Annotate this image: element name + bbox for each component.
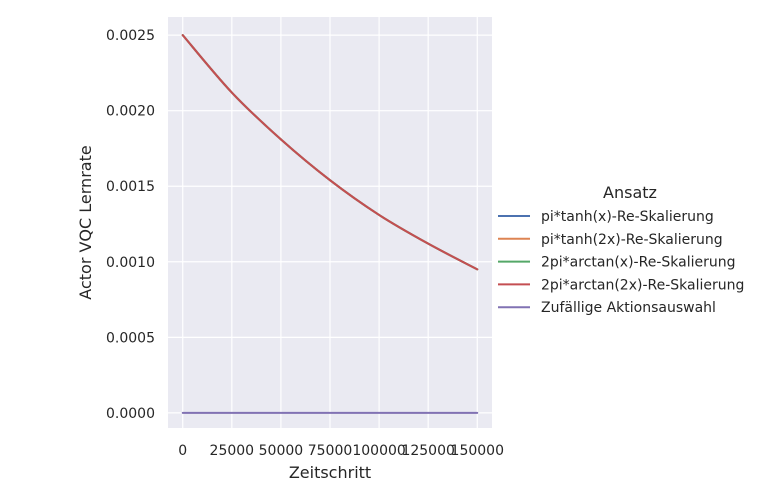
legend-item-label: 2pi*arctan(x)-Re-Skalierung xyxy=(541,255,735,271)
y-tick-label: 0.0005 xyxy=(106,330,155,346)
x-tick-label: 150000 xyxy=(451,443,504,459)
legend-item-label: 2pi*arctan(2x)-Re-Skalierung xyxy=(541,277,744,293)
legend-item-label: Zufällige Aktionsauswahl xyxy=(541,300,716,316)
legend-item-label: pi*tanh(x)-Re-Skalierung xyxy=(541,209,714,225)
x-tick-label: 75000 xyxy=(308,443,353,459)
x-axis-label: Zeitschritt xyxy=(289,463,371,482)
legend-title: Ansatz xyxy=(603,183,657,202)
y-tick-label: 0.0015 xyxy=(106,179,155,195)
x-tick-label: 100000 xyxy=(352,443,405,459)
y-axis-ticks: 0.0000 0.0005 0.0010 0.0015 0.0020 0.0025 xyxy=(106,28,155,422)
x-tick-label: 25000 xyxy=(210,443,255,459)
y-tick-label: 0.0000 xyxy=(106,406,155,422)
y-tick-label: 0.0010 xyxy=(106,255,155,271)
y-tick-label: 0.0020 xyxy=(106,104,155,120)
y-axis-label: Actor VQC Lernrate xyxy=(76,145,95,299)
x-tick-label: 50000 xyxy=(259,443,304,459)
x-tick-label: 0 xyxy=(178,443,187,459)
x-tick-label: 125000 xyxy=(401,443,454,459)
series-lines xyxy=(181,34,479,414)
series-line xyxy=(181,34,479,271)
legend: Ansatz pi*tanh(x)-Re-Skalierung pi*tanh(2… xyxy=(498,183,744,316)
legend-item-label: pi*tanh(2x)-Re-Skalierung xyxy=(541,232,723,248)
y-tick-label: 0.0025 xyxy=(106,28,155,44)
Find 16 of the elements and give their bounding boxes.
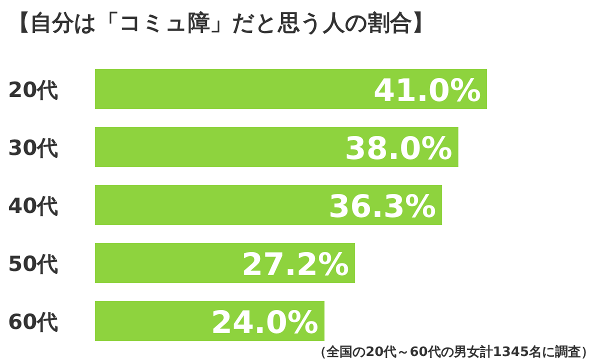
bar bbox=[95, 243, 356, 283]
y-tick-label: 20代 bbox=[8, 78, 58, 102]
y-tick-label: 40代 bbox=[8, 194, 58, 218]
y-tick-label: 60代 bbox=[8, 310, 58, 334]
y-tick-label: 30代 bbox=[8, 136, 58, 160]
y-tick-label: 50代 bbox=[8, 252, 58, 276]
data-label: 41.0% bbox=[373, 73, 481, 109]
bar bbox=[95, 69, 487, 109]
bar bbox=[95, 185, 442, 225]
data-label: 27.2% bbox=[242, 247, 350, 283]
data-label: 24.0% bbox=[210, 305, 318, 341]
data-label: 38.0% bbox=[344, 131, 452, 167]
annotation: （全国の20代～60代の男女計1345名に調査） bbox=[314, 344, 594, 360]
bar bbox=[95, 127, 458, 167]
chart-title: 【自分は「コミュ障」だと思う人の割合】 bbox=[8, 10, 434, 36]
data-label: 36.3% bbox=[328, 189, 436, 225]
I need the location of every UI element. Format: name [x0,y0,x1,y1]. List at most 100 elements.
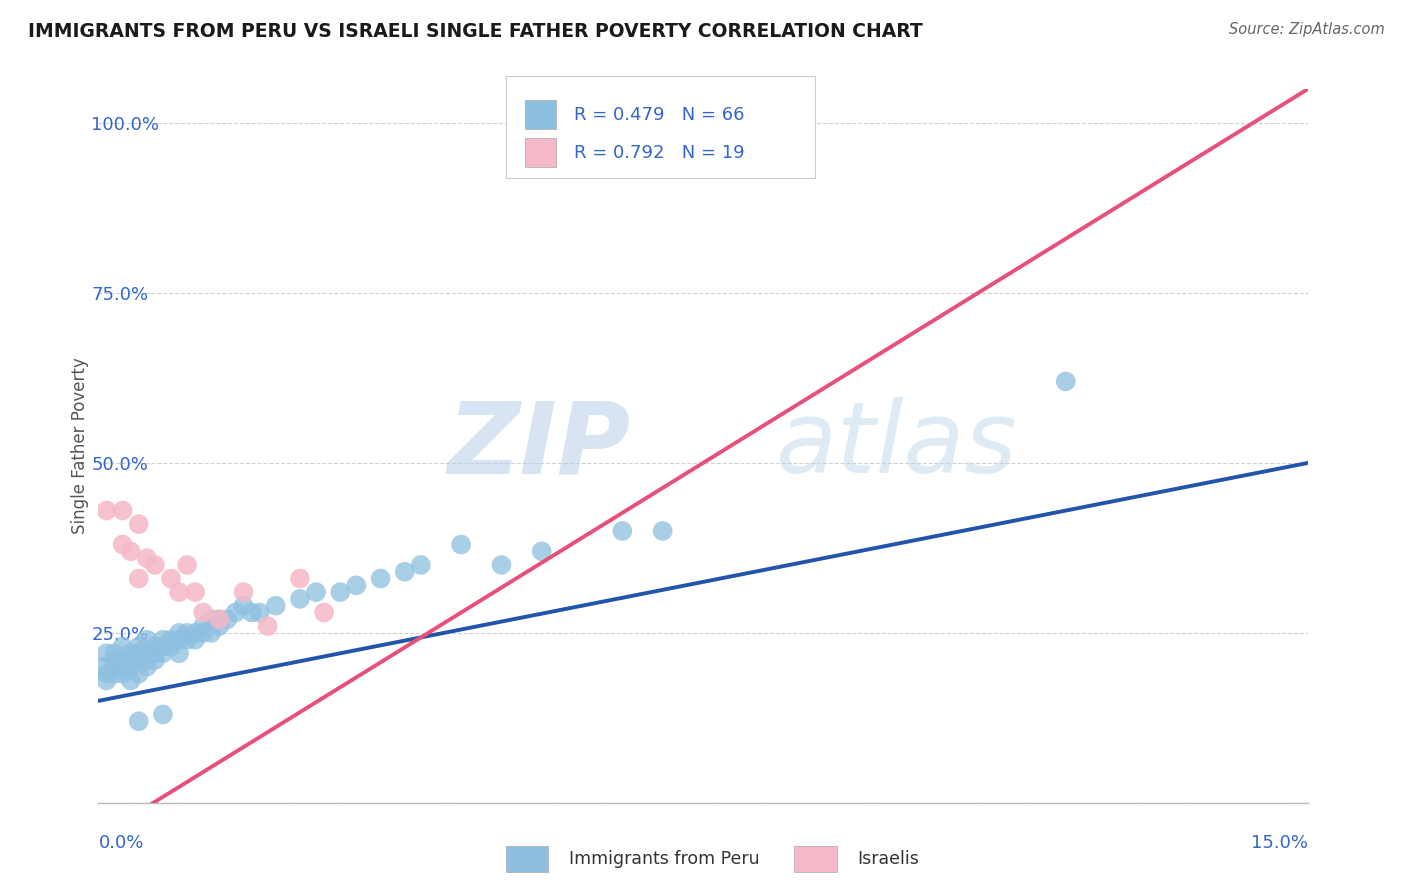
Point [256,619,278,633]
Point [152,707,174,722]
Point [120,673,142,688]
Point [370,572,392,586]
Point [184,585,207,599]
Point [96,673,118,688]
Point [143,653,166,667]
Point [128,646,150,660]
Point [135,646,157,660]
Point [314,606,336,620]
Point [152,640,174,654]
Point [1054,375,1077,389]
Point [612,524,634,538]
Point [240,606,263,620]
Point [103,666,125,681]
Point [208,619,231,633]
Point [103,660,125,674]
Point [128,666,150,681]
Point [184,632,207,647]
Point [103,653,125,667]
Text: R = 0.792   N = 19: R = 0.792 N = 19 [574,144,745,161]
Text: Immigrants from Peru: Immigrants from Peru [569,850,761,868]
Point [128,640,150,654]
Point [128,714,150,729]
Point [96,503,118,517]
Point [409,558,432,572]
Point [135,660,157,674]
Point [167,585,190,599]
Point [450,537,472,551]
Point [200,626,222,640]
Text: IMMIGRANTS FROM PERU VS ISRAELI SINGLE FATHER POVERTY CORRELATION CHART: IMMIGRANTS FROM PERU VS ISRAELI SINGLE F… [28,22,922,41]
Point [232,599,254,613]
Point [160,632,183,647]
Point [160,640,183,654]
Text: 0.0%: 0.0% [98,834,143,852]
Point [111,653,134,667]
Text: Source: ZipAtlas.com: Source: ZipAtlas.com [1229,22,1385,37]
Point [143,558,166,572]
Text: atlas: atlas [776,398,1017,494]
Point [305,585,328,599]
Point [264,599,287,613]
Point [111,503,134,517]
FancyBboxPatch shape [524,138,555,167]
Point [176,626,198,640]
Point [135,653,157,667]
Point [217,612,239,626]
Point [167,632,190,647]
Point [167,626,190,640]
Point [152,632,174,647]
Point [329,585,352,599]
Point [344,578,367,592]
Point [232,585,254,599]
Point [160,572,183,586]
Point [135,551,157,566]
Point [394,565,416,579]
Point [111,660,134,674]
Point [128,517,150,532]
FancyBboxPatch shape [794,846,837,872]
Point [96,666,118,681]
Point [91,660,114,674]
Point [733,116,755,130]
Point [128,653,150,667]
Point [208,612,231,626]
Point [135,632,157,647]
Point [288,591,311,606]
Point [176,558,198,572]
Text: Israelis: Israelis [858,850,920,868]
Text: 15.0%: 15.0% [1250,834,1308,852]
Point [120,646,142,660]
Point [111,666,134,681]
Point [224,606,246,620]
Text: R = 0.479   N = 66: R = 0.479 N = 66 [574,106,745,124]
Y-axis label: Single Father Poverty: Single Father Poverty [72,358,90,534]
Point [111,537,134,551]
Point [651,524,673,538]
FancyBboxPatch shape [506,846,548,872]
Point [96,646,118,660]
Point [103,646,125,660]
Point [111,640,134,654]
Point [152,646,174,660]
Point [491,558,513,572]
Point [184,626,207,640]
Point [120,660,142,674]
Point [200,612,222,626]
Point [143,646,166,660]
Point [208,612,231,626]
Text: ZIP: ZIP [447,398,630,494]
Point [167,646,190,660]
Point [176,632,198,647]
FancyBboxPatch shape [524,101,555,129]
Point [193,606,215,620]
Point [143,640,166,654]
Point [249,606,271,620]
Point [530,544,553,558]
Point [193,619,215,633]
Point [193,626,215,640]
Point [288,572,311,586]
Point [120,653,142,667]
Point [120,544,142,558]
Point [128,572,150,586]
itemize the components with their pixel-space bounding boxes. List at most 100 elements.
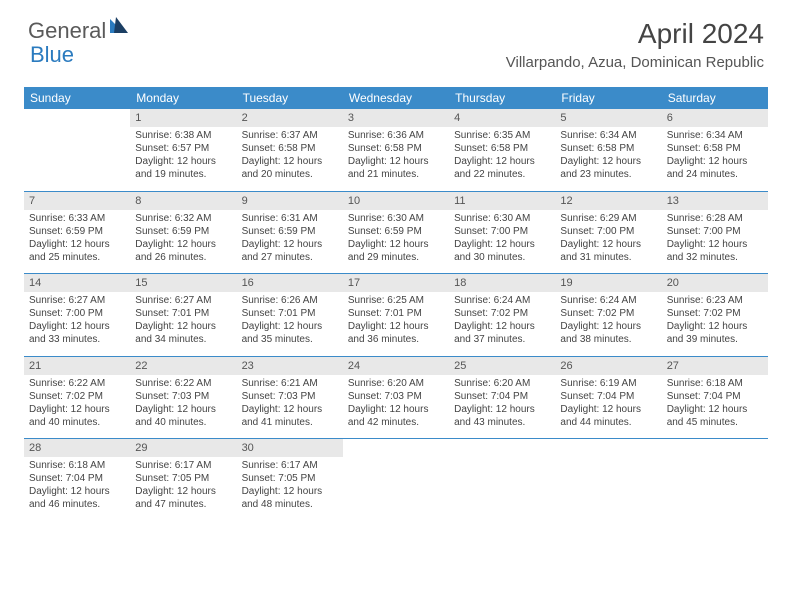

= = = =

* What to do *
Pull out every line in the items above that contains the string "elements", and copy each line in full.

* Full answer *
Find 16 of the elements and give their bounding boxes.
I need the location of every UI element. Format: name [x0,y0,x1,y1]. List at most 100 elements.
itemize the components with their pixel-space bounding boxes. List at most 100 elements.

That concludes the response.